Что нужно сделать:
1: Что было написано на транспарантах, с которыми выходили некоторые молодые люди в Европе во время показа оперы «Иисус Христос — Суперзвезда»? Ответьте по фрагменту.
2: Перепечатайте из фрагмента всё, начиная с «Вы рассказывали о» и вплоть до «или какого-то дискомфорта?».

Выбранный фрагмент:
______________________________

Вам нравится «Андрей Рублев»?
О. АЛЕКСАНДР: Бесспорно. Я считаю, что он выразил гораздо больше, чем задумал. Он изобразил это кошмарное время, изобразил правдиво. Изобразил человека, который несет в себе заряд духовности и в страшном окружении создает свои иконы. Мир духа оказался незатоптанным. А сцена распятия, которая там дана, — она, конечно, выше, чем у Пазолини. Сделана с тактом, с пониманием.
Конечно, Вы говорите правильно, что надо иметь ключ… Здесь тоже должен быть некоторый баланс между огульным отрицанием, нигилизмом и конформизмом стопроцентным. Глупо есть конформистские лепешки, но столь же глупо выбрасывать вместе с водой ребенка. Мы живем в этой цивилизации, мы являемся ее частью.
Вы рассказывали о съезде молодых христиан, о том, что идет на грани масскульта и культа. Не вызвало ли это у Вас внутреннего протеста или какого-то дискомфорта?
О. АЛЕКСАНДР: Я человек без предрассудков. Думаю, что из этого нечто может получиться.
Но бывает же и разрушение популяризацией?
О. АЛЕКСАНДР: Мне кажется, что в данном случае этого не было. Сначала идет процесс брожения, который потом обретает формы, как например, Jesus revolution. Сначала хиппи бушевали, а потом выросли и стали на свои места. Это же процесс. Христианство — открытая система, ему всегда есть куда двигаться. Для чего нужна структура, епископат, богословы?.. Чтобы как-то приглядывать за этим. Чтобы это не превратилось в полную аморфность.
Скажем, известная опера «Иисус Христос — Суперзвезда» — она же у многих вызывала отрицательную реакцию. Я читал в западной прессе негодующие статьи, а некоторые молодые люди в Европе, когда эта опера шла, выходили с транспарантами «Прости им, они не ведают, что творят». А некоторые, наоборот, стали христианами под влиянием этой, в общем, неплохой оперы.
Так что мы никогда не можем все унифицировать. То, что для одних казалось разрушением и новаторством, для других стало уже традицией и жизнью. Эти звуки, эта структура являются для них тем, чем они дышат, в чем они себя выражают. Они иначе не могут.

______________________________

Список записей:
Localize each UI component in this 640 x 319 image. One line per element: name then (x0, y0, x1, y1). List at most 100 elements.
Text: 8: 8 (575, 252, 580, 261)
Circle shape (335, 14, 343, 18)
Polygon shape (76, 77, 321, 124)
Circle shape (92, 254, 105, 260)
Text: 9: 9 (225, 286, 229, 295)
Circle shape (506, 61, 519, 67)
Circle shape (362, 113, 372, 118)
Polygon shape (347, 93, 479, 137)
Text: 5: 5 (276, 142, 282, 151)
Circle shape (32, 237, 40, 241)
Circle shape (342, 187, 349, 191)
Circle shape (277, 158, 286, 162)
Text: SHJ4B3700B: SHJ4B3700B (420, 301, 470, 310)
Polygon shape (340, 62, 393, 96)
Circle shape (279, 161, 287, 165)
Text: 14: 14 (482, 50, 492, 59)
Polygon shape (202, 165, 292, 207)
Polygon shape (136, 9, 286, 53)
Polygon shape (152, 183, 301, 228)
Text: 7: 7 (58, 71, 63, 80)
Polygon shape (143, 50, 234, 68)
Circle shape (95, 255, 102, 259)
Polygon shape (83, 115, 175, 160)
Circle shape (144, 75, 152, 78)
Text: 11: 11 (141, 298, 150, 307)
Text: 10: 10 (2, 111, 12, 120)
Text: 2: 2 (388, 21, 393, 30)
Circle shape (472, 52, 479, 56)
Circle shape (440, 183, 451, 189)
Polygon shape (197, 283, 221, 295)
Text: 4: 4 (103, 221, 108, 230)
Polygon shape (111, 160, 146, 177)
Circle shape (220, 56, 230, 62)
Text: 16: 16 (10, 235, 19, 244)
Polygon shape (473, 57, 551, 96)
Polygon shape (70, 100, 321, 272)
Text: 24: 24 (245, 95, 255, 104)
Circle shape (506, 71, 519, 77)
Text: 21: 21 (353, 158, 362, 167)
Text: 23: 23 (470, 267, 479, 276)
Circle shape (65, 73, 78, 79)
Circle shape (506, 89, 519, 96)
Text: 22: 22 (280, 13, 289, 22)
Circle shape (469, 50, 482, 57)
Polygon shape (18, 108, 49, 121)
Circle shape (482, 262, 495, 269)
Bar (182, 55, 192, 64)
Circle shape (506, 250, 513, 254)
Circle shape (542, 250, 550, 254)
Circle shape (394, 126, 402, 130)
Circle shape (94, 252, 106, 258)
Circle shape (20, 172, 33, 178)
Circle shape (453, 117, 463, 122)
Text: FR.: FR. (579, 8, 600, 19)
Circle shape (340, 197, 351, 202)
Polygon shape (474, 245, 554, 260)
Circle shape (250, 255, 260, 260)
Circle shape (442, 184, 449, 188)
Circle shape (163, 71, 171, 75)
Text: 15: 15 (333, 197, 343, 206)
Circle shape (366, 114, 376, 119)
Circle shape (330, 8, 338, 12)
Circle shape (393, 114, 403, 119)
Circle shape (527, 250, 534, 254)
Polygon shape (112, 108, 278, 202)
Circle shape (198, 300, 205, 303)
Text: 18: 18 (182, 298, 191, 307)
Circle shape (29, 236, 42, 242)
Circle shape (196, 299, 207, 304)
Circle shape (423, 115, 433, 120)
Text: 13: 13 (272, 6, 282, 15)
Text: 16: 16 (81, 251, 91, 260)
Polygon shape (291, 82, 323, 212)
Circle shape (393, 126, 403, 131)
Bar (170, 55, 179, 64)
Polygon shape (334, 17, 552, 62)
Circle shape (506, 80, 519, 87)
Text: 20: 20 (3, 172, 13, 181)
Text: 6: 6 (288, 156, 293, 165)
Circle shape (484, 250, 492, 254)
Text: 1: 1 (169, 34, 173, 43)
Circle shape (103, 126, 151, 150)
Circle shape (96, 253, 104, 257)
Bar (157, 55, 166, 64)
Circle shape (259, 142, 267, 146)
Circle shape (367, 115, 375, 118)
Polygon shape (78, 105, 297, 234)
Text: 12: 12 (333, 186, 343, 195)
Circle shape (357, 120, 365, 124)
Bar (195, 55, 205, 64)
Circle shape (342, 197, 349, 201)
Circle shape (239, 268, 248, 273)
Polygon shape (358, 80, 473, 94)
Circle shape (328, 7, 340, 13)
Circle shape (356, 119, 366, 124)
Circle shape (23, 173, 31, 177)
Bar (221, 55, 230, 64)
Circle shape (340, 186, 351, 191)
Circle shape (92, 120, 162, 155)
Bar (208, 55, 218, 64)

______________________________

Ответы на задания:
1: «Прости им, они не ведают, что творят».

2:
Вы рассказывали о съезде молодых христиан, о том, что идет на грани масскульта и культа. Не вызвало ли это у Вас внутреннего протеста или какого-то дискомфорта?